Data records:

%%

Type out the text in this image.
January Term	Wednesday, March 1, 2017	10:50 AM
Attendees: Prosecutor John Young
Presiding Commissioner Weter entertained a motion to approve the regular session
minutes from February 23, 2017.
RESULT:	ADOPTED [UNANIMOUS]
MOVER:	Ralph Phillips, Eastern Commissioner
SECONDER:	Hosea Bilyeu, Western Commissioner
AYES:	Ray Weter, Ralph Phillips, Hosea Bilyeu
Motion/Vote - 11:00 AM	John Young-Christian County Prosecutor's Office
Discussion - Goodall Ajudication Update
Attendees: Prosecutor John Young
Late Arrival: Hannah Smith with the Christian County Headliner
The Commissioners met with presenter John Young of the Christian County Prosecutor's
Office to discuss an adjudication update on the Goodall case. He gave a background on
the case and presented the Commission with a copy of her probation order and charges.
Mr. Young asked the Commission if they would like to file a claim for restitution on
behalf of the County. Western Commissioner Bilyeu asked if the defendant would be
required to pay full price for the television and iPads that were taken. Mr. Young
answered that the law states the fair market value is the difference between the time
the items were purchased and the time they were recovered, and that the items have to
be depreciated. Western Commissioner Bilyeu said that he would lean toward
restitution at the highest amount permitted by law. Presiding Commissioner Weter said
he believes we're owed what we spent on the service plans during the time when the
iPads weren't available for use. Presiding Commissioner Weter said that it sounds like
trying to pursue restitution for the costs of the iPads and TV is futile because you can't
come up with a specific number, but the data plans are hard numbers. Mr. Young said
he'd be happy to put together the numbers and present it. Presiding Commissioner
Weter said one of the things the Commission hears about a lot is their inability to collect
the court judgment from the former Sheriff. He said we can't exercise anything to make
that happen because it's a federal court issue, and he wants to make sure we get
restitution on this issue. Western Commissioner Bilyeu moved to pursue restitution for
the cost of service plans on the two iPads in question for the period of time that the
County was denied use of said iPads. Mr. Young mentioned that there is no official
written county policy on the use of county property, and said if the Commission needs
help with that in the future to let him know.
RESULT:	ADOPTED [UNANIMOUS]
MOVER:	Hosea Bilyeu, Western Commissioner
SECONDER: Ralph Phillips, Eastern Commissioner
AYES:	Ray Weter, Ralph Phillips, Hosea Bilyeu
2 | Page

%%

■ **Do this**: The records above must be output exactly, in full.

■ **Solution**:
Type out the text in this image.
January Term	Wednesday, March 1, 2017	10:50 AM
Attendees: Prosecutor John Young
Presiding Commissioner Weter entertained a motion to approve the regular session
minutes from February 23, 2017.
RESULT:	ADOPTED [UNANIMOUS]
MOVER:	Ralph Phillips, Eastern Commissioner
SECONDER:	Hosea Bilyeu, Western Commissioner
AYES:	Ray Weter, Ralph Phillips, Hosea Bilyeu
Motion/Vote - 11:00 AM	John Young-Christian County Prosecutor's Office
Discussion - Goodall Ajudication Update
Attendees: Prosecutor John Young
Late Arrival: Hannah Smith with the Christian County Headliner
The Commissioners met with presenter John Young of the Christian County Prosecutor's
Office to discuss an adjudication update on the Goodall case. He gave a background on
the case and presented the Commission with a copy of her probation order and charges.
Mr. Young asked the Commission if they would like to file a claim for restitution on
behalf of the County. Western Commissioner Bilyeu asked if the defendant would be
required to pay full price for the television and iPads that were taken. Mr. Young
answered that the law states the fair market value is the difference between the time
the items were purchased and the time they were recovered, and that the items have to
be depreciated. Western Commissioner Bilyeu said that he would lean toward
restitution at the highest amount permitted by law. Presiding Commissioner Weter said
he believes we're owed what we spent on the service plans during the time when the
iPads weren't available for use. Presiding Commissioner Weter said that it sounds like
trying to pursue restitution for the costs of the iPads and TV is futile because you can't
come up with a specific number, but the data plans are hard numbers. Mr. Young said
he'd be happy to put together the numbers and present it. Presiding Commissioner
Weter said one of the things the Commission hears about a lot is their inability to collect
the court judgment from the former Sheriff. He said we can't exercise anything to make
that happen because it's a federal court issue, and he wants to make sure we get
restitution on this issue. Western Commissioner Bilyeu moved to pursue restitution for
the cost of service plans on the two iPads in question for the period of time that the
County was denied use of said iPads. Mr. Young mentioned that there is no official
written county policy on the use of county property, and said if the Commission needs
help with that in the future to let him know.
RESULT:	ADOPTED [UNANIMOUS]
MOVER:	Hosea Bilyeu, Western Commissioner
SECONDER: Ralph Phillips, Eastern Commissioner
AYES:	Ray Weter, Ralph Phillips, Hosea Bilyeu
2 | Page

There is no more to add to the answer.